_Exercise requirements_: Set the following entries down again exactly, line by line.

Records from a data source:
· · · · · · ·

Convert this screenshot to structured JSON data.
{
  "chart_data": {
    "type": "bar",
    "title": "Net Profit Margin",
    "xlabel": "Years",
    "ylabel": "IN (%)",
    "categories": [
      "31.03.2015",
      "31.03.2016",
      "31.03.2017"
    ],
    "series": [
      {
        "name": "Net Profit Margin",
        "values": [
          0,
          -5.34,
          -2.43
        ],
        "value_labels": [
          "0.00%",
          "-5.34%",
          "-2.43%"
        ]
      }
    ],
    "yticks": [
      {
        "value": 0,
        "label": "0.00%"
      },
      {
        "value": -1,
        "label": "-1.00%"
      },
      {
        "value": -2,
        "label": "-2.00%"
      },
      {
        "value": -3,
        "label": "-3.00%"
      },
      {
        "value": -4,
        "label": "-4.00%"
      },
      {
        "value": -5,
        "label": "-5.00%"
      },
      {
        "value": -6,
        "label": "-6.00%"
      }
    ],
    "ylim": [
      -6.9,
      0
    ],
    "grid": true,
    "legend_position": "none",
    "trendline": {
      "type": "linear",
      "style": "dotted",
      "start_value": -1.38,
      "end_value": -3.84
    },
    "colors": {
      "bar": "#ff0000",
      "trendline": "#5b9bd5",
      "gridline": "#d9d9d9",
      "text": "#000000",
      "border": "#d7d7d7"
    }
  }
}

· · · · · · ·

_Task output_:
Convert this screenshot to structured JSON data.
{
  "chart_data": {
    "type": "bar",
    "title": "Net Profit Margin",
    "xlabel": "Years",
    "ylabel": "IN (%)",
    "categories": [
      "31.03.2015",
      "31.03.2016",
      "31.03.2017"
    ],
    "series": [
      {
        "name": "Net Profit Margin",
        "values": [
          0,
          -5.34,
          -2.43
        ],
        "value_labels": [
          "0.00%",
          "-5.34%",
          "-2.43%"
        ]
      }
    ],
    "yticks": [
      {
        "value": 0,
        "label": "0.00%"
      },
      {
        "value": -1,
        "label": "-1.00%"
      },
      {
        "value": -2,
        "label": "-2.00%"
      },
      {
        "value": -3,
        "label": "-3.00%"
      },
      {
        "value": -4,
        "label": "-4.00%"
      },
      {
        "value": -5,
        "label": "-5.00%"
      },
      {
        "value": -6,
        "label": "-6.00%"
      }
    ],
    "ylim": [
      -6.9,
      0
    ],
    "grid": true,
    "legend_position": "none",
    "trendline": {
      "type": "linear",
      "style": "dotted",
      "start_value": -1.38,
      "end_value": -3.84
    },
    "colors": {
      "bar": "#ff0000",
      "trendline": "#5b9bd5",
      "gridline": "#d9d9d9",
      "text": "#000000",
      "border": "#d7d7d7"
    }
  }
}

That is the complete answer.